▸ **What is required**: Count the lines in the records below that contain the string "ФотоМАСТЕР". Give only the number.

[Dataset rows]
====================

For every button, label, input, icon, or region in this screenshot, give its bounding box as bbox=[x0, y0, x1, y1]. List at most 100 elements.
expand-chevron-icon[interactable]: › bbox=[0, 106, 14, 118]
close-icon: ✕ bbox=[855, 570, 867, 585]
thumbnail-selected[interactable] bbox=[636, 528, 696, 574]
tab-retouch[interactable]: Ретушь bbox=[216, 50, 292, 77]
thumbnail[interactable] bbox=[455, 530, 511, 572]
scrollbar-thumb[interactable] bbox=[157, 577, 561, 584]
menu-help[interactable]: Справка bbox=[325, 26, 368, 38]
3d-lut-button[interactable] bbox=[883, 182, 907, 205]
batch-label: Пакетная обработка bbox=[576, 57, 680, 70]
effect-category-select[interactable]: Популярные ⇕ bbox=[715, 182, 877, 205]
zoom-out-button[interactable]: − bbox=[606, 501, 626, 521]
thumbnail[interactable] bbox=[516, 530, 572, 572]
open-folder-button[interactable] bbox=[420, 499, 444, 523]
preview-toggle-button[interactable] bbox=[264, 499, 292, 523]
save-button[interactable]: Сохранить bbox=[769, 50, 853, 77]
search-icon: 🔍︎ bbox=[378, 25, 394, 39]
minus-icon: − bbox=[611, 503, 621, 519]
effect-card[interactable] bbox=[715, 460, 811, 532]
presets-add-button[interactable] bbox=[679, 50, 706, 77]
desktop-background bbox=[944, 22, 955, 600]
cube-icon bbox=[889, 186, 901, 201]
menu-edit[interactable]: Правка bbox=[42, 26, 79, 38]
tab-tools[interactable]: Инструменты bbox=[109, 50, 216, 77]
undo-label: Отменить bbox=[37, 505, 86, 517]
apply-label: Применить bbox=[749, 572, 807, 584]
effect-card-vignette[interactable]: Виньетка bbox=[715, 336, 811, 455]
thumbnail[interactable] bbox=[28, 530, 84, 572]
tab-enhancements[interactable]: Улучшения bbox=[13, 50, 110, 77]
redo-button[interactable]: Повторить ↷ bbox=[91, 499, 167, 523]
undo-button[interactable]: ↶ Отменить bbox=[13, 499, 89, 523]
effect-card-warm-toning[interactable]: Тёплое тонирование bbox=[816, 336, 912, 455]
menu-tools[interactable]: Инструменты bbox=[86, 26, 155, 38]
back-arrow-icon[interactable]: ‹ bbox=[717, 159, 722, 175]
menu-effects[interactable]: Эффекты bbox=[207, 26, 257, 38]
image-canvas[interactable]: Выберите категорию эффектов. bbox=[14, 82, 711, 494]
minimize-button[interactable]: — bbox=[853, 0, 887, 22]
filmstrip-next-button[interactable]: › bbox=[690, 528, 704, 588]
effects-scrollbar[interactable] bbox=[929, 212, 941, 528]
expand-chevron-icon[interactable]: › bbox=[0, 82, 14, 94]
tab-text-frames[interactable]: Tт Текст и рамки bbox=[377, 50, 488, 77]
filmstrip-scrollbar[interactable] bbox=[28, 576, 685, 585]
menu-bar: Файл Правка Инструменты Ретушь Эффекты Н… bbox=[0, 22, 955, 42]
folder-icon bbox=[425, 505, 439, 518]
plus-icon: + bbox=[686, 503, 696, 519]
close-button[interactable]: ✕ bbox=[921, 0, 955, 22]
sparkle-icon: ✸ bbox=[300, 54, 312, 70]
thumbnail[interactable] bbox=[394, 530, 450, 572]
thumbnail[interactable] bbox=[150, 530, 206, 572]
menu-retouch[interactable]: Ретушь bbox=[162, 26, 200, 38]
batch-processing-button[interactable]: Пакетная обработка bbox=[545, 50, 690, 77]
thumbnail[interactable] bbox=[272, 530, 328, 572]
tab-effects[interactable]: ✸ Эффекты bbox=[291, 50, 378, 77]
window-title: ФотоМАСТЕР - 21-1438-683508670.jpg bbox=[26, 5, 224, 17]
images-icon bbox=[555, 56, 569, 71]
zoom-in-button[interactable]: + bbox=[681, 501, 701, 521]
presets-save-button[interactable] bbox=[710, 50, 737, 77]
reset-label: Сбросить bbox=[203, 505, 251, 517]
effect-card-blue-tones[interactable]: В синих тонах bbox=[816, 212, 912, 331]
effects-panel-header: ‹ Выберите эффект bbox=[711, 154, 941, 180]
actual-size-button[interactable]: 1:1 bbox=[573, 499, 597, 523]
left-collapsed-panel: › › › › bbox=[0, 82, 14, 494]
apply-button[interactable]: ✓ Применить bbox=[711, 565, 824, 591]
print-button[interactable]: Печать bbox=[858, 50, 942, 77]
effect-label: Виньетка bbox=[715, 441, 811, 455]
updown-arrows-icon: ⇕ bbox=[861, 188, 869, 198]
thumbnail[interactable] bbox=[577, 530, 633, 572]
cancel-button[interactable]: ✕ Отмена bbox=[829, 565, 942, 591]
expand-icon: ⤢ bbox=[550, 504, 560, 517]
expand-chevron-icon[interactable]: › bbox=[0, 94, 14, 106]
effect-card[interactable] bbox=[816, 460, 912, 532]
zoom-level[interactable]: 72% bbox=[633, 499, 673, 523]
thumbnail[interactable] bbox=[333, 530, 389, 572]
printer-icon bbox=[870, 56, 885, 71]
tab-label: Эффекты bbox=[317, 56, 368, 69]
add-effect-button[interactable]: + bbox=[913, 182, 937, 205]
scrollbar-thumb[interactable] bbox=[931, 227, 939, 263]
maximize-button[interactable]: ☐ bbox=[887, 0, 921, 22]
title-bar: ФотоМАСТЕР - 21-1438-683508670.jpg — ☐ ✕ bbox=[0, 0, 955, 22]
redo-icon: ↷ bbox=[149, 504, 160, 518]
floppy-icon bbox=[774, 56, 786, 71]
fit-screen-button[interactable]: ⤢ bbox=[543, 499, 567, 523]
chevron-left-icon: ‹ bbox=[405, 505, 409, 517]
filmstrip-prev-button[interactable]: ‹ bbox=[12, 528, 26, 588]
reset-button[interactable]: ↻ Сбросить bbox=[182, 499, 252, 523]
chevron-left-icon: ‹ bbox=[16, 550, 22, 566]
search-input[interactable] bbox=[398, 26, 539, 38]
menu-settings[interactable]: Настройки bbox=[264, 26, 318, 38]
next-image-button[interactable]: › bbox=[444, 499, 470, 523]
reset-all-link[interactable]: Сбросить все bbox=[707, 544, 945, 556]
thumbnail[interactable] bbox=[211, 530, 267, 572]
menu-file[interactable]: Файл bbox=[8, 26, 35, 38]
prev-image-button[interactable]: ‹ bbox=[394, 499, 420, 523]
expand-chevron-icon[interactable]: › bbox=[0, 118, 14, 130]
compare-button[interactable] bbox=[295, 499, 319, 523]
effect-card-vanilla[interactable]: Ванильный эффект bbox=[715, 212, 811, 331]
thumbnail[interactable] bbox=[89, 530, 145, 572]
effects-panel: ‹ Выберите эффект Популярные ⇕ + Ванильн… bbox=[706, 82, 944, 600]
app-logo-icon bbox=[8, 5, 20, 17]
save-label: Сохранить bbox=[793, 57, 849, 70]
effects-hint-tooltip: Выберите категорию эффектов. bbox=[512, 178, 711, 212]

====================

▸ **Response to this task**: 2